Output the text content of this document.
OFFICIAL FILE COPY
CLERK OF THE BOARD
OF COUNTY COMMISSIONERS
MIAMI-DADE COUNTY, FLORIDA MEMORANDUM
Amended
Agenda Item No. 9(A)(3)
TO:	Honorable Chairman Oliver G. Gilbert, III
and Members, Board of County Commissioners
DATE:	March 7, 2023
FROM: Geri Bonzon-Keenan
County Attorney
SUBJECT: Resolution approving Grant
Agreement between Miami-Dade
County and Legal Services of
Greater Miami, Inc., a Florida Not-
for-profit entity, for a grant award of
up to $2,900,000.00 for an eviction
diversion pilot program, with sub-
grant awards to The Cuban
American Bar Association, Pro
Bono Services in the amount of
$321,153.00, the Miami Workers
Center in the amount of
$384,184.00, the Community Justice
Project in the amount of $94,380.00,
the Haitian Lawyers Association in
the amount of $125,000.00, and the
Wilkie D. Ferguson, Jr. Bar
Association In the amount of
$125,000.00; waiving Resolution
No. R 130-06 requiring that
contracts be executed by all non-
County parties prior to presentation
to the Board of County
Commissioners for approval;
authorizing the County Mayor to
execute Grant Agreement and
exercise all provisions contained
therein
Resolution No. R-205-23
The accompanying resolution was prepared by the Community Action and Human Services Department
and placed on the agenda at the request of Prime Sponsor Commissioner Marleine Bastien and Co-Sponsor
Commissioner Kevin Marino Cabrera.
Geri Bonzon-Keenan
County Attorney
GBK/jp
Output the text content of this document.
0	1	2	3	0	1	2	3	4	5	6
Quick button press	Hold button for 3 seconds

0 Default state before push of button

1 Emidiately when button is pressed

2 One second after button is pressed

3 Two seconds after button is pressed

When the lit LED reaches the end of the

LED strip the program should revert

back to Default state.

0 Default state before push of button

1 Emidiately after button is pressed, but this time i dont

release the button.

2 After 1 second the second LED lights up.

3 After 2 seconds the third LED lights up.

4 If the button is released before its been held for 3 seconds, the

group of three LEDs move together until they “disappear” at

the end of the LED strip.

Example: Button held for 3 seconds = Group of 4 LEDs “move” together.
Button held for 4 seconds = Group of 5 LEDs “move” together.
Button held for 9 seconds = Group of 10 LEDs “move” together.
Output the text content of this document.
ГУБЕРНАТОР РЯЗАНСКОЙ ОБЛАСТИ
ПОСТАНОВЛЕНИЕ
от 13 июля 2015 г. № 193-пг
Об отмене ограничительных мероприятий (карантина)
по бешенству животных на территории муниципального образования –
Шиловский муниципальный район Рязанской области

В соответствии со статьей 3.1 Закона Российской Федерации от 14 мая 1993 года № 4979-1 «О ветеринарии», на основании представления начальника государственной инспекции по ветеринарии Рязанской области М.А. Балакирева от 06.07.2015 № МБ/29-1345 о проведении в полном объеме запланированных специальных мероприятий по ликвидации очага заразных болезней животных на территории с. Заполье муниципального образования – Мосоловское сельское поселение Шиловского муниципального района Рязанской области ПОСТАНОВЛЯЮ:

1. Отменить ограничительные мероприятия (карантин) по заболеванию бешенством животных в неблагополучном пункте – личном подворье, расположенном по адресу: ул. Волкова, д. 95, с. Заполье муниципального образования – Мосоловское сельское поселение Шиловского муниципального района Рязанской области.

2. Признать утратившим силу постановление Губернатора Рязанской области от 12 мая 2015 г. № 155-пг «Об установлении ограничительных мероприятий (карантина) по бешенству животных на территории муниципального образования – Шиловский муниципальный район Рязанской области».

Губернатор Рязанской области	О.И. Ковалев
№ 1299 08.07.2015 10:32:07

Exercise requirements
Return only the number of lines in the entries that contain the string "seconds".

Result of this task
7